OBJECTIVE: Set down, word for word, the stretch of lines from the one containing "Convert this screenshot" to the end of the records below.

Stored data:
— Begin —

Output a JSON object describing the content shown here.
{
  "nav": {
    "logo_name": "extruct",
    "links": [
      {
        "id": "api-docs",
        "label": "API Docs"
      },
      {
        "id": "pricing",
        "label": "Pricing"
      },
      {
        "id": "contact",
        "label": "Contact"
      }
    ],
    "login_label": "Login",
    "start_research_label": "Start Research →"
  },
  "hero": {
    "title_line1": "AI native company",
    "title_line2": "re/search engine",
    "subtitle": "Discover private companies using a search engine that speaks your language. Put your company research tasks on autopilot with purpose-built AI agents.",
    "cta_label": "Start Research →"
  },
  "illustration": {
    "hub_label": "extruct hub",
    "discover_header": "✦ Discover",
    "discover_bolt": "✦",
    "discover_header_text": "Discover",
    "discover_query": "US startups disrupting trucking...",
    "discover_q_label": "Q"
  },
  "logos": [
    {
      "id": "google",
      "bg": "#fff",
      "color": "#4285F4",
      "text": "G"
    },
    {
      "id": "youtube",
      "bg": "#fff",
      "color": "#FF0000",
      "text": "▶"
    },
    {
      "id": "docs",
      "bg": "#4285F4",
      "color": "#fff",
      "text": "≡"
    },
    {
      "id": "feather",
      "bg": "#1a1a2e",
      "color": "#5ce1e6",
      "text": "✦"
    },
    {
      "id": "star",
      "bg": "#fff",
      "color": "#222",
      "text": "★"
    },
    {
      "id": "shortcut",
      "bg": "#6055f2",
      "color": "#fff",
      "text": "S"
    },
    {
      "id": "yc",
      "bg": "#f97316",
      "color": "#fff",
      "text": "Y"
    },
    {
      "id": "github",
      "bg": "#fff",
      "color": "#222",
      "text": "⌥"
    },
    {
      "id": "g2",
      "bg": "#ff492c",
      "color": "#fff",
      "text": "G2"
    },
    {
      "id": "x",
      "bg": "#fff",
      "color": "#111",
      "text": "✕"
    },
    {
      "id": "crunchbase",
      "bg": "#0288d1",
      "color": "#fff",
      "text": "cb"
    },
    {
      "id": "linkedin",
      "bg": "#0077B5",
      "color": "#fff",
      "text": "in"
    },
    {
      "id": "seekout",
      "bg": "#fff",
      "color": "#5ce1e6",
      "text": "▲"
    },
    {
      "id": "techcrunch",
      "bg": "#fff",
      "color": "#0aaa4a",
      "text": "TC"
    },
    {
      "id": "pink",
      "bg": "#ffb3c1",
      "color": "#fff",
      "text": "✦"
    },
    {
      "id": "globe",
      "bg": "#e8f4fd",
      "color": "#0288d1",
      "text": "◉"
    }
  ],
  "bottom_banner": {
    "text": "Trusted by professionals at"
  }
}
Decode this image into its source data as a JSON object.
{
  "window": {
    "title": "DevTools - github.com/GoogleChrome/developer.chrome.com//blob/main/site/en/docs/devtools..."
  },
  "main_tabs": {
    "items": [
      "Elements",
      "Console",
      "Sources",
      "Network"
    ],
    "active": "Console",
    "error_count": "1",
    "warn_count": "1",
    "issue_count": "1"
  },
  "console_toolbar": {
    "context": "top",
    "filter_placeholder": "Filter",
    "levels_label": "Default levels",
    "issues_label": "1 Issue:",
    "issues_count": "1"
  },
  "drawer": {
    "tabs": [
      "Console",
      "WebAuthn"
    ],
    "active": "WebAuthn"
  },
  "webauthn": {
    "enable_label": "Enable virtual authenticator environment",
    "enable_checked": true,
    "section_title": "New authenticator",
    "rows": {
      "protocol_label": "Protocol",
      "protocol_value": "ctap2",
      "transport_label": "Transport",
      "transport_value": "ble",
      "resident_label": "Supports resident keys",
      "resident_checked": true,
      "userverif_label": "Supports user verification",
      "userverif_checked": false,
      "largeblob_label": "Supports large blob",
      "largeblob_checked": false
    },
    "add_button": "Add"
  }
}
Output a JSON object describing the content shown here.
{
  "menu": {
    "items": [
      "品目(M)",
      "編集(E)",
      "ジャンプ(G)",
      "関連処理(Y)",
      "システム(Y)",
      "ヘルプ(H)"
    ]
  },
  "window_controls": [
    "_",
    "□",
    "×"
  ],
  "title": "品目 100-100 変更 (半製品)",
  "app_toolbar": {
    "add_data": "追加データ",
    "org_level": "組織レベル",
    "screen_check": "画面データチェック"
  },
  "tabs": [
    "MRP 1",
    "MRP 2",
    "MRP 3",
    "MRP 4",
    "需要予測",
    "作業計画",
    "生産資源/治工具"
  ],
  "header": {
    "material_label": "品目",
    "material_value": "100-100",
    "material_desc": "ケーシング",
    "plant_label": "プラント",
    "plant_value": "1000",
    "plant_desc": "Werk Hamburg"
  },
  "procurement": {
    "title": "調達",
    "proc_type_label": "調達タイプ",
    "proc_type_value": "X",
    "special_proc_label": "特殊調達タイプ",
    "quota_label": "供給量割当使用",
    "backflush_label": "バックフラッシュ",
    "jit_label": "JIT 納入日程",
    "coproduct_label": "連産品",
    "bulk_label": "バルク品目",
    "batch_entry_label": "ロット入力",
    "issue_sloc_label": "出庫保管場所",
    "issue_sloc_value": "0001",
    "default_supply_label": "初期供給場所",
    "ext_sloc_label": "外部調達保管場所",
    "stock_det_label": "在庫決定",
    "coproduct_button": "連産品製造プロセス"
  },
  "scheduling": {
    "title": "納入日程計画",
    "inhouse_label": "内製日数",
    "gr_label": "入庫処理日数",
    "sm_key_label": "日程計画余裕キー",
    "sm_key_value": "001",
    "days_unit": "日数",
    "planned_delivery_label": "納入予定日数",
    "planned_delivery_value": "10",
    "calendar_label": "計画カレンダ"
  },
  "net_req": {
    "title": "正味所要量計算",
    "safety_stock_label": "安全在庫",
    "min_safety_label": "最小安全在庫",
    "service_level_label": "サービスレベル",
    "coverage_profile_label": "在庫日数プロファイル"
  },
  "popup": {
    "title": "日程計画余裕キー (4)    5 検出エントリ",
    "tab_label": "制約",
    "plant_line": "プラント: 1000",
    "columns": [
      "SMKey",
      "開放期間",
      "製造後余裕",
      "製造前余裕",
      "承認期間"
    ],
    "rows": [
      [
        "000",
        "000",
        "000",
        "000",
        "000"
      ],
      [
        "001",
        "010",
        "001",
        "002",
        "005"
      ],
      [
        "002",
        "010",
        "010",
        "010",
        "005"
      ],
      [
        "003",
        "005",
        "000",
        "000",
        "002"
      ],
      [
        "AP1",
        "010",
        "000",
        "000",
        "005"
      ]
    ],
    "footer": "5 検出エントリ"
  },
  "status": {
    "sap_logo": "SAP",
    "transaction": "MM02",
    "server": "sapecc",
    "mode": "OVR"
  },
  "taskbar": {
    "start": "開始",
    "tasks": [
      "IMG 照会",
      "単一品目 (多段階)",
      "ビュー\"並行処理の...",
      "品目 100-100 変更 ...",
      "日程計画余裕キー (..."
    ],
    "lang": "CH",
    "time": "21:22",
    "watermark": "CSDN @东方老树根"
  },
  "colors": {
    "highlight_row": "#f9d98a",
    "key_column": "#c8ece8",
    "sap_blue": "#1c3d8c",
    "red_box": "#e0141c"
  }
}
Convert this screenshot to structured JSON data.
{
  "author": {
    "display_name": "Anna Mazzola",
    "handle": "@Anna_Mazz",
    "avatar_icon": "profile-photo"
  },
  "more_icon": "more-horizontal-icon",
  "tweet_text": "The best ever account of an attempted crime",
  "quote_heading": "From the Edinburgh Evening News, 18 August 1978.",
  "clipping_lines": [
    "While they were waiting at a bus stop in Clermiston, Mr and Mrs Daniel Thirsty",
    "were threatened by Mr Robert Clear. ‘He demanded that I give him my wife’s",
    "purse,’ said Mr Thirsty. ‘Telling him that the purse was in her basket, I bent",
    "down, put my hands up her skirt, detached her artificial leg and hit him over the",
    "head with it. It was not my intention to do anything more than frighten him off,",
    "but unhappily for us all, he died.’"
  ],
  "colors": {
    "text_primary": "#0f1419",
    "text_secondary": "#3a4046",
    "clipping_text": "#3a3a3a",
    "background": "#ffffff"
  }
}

— End —

THE REPLY:
Convert this screenshot to structured JSON data.
{
  "author": {
    "display_name": "Anna Mazzola",
    "handle": "@Anna_Mazz",
    "avatar_icon": "profile-photo"
  },
  "more_icon": "more-horizontal-icon",
  "tweet_text": "The best ever account of an attempted crime",
  "quote_heading": "From the Edinburgh Evening News, 18 August 1978.",
  "clipping_lines": [
    "While they were waiting at a bus stop in Clermiston, Mr and Mrs Daniel Thirsty",
    "were threatened by Mr Robert Clear. ‘He demanded that I give him my wife’s",
    "purse,’ said Mr Thirsty. ‘Telling him that the purse was in her basket, I bent",
    "down, put my hands up her skirt, detached her artificial leg and hit him over the",
    "head with it. It was not my intention to do anything more than frighten him off,",
    "but unhappily for us all, he died.’"
  ],
  "colors": {
    "text_primary": "#0f1419",
    "text_secondary": "#3a4046",
    "clipping_text": "#3a3a3a",
    "background": "#ffffff"
  }
}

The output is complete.